Exercise objective
Without the images, output each record below as it stands.

Data supplied
-----
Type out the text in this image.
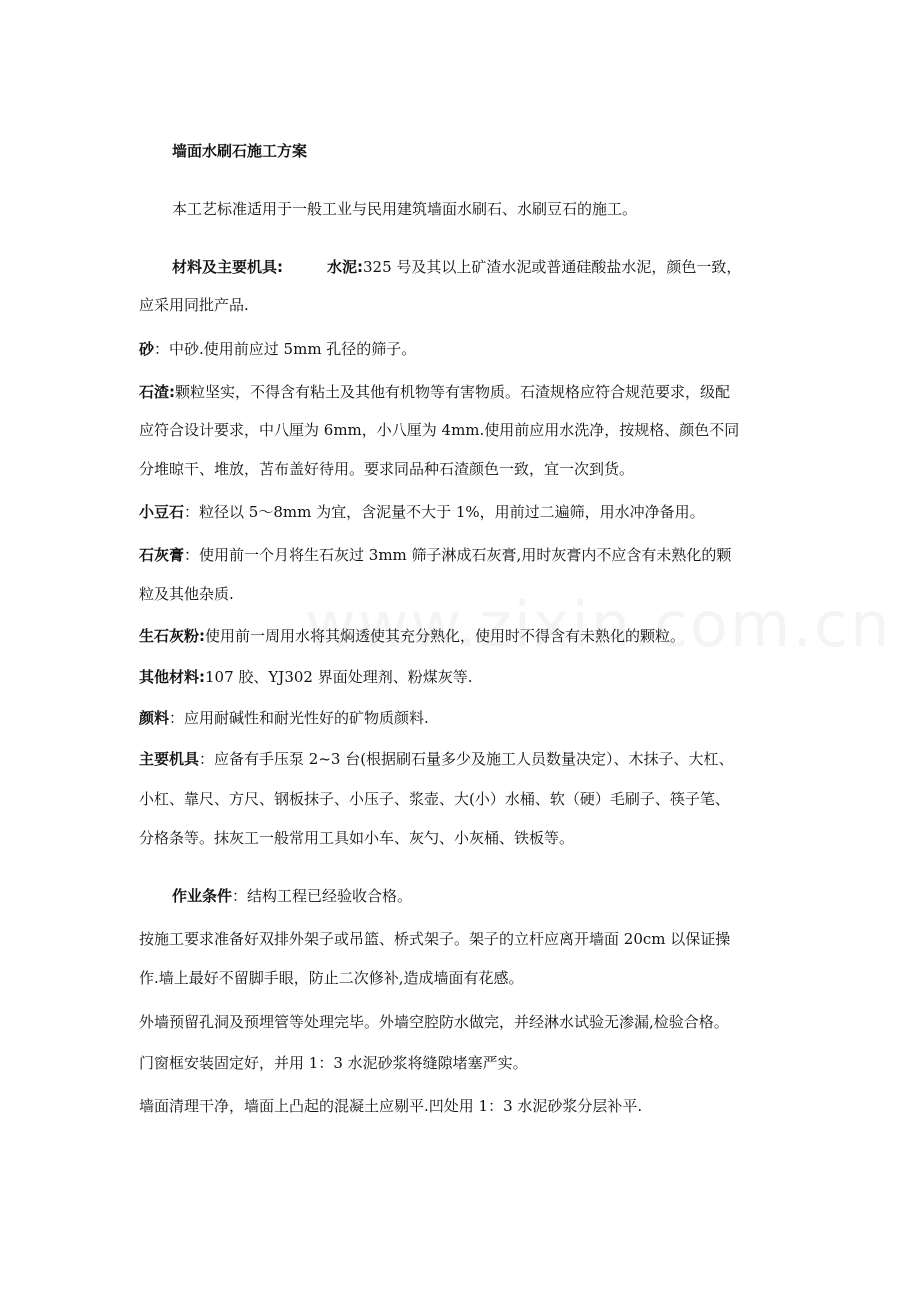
墙面水刷石施工方案
本工艺标准适用于一般工业与民用建筑墙面水刷石、水刷豆石的施工。
材料及主要机具:	水泥:325 号及其以上矿渣水泥或普通硅酸盐水泥，颜色一致，
应采用同批产品.
砂：中砂.使用前应过 5mm 孔径的筛子。
石渣:颗粒坚实，不得含有粘土及其他有机物等有害物质。石渣规格应符合规范要求，级配
应符合设计要求，中八厘为 6mm，小八厘为 4mm.使用前应用水洗净，按规格、颜色不同
分堆晾干、堆放，苫布盖好待用。要求同品种石渣颜色一致，宜一次到货。
小豆石：粒径以 5～8mm 为宜，含泥量不大于 1%，用前过二遍筛，用水冲净备用。
石灰膏：使用前一个月将生石灰过 3mm 筛子淋成石灰膏,用时灰膏内不应含有未熟化的颗
粒及其他杂质.
生石灰粉:使用前一周用水将其焖透使其充分熟化，使用时不得含有未熟化的颗粒。
其他材料:107 胶、YJ302 界面处理剂、粉煤灰等.
颜料：应用耐碱性和耐光性好的矿物质颜料.
主要机具：应备有手压泵 2~3 台(根据刷石量多少及施工人员数量决定）、木抹子、大杠、
小杠、靠尺、方尺、钢板抹子、小压子、浆壶、大(小）水桶、软（硬）毛刷子、筷子笔、
分格条等。抹灰工一般常用工具如小车、灰勺、小灰桶、铁板等。
作业条件：结构工程已经验收合格。
按施工要求准备好双排外架子或吊篮、桥式架子。架子的立杆应离开墙面 20cm 以保证操
作.墙上最好不留脚手眼，防止二次修补,造成墙面有花感。
外墙预留孔洞及预埋管等处理完毕。外墙空腔防水做完，并经淋水试验无渗漏,检验合格。
门窗框安装固定好，并用 1：3 水泥砂浆将缝隙堵塞严实。
墙面清理干净，墙面上凸起的混凝土应剔平.凹处用 1：3 水泥砂浆分层补平.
-----
Correct response
Type out the text in this image.
墙面水刷石施工方案
本工艺标准适用于一般工业与民用建筑墙面水刷石、水刷豆石的施工。
材料及主要机具:	水泥:325 号及其以上矿渣水泥或普通硅酸盐水泥，颜色一致，
应采用同批产品.
砂：中砂.使用前应过 5mm 孔径的筛子。
石渣:颗粒坚实，不得含有粘土及其他有机物等有害物质。石渣规格应符合规范要求，级配
应符合设计要求，中八厘为 6mm，小八厘为 4mm.使用前应用水洗净，按规格、颜色不同
分堆晾干、堆放，苫布盖好待用。要求同品种石渣颜色一致，宜一次到货。
小豆石：粒径以 5～8mm 为宜，含泥量不大于 1%，用前过二遍筛，用水冲净备用。
石灰膏：使用前一个月将生石灰过 3mm 筛子淋成石灰膏,用时灰膏内不应含有未熟化的颗
粒及其他杂质.
生石灰粉:使用前一周用水将其焖透使其充分熟化，使用时不得含有未熟化的颗粒。
其他材料:107 胶、YJ302 界面处理剂、粉煤灰等.
颜料：应用耐碱性和耐光性好的矿物质颜料.
主要机具：应备有手压泵 2~3 台(根据刷石量多少及施工人员数量决定）、木抹子、大杠、
小杠、靠尺、方尺、钢板抹子、小压子、浆壶、大(小）水桶、软（硬）毛刷子、筷子笔、
分格条等。抹灰工一般常用工具如小车、灰勺、小灰桶、铁板等。
作业条件：结构工程已经验收合格。
按施工要求准备好双排外架子或吊篮、桥式架子。架子的立杆应离开墙面 20cm 以保证操
作.墙上最好不留脚手眼，防止二次修补,造成墙面有花感。
外墙预留孔洞及预埋管等处理完毕。外墙空腔防水做完，并经淋水试验无渗漏,检验合格。
门窗框安装固定好，并用 1：3 水泥砂浆将缝隙堵塞严实。
墙面清理干净，墙面上凸起的混凝土应剔平.凹处用 1：3 水泥砂浆分层补平.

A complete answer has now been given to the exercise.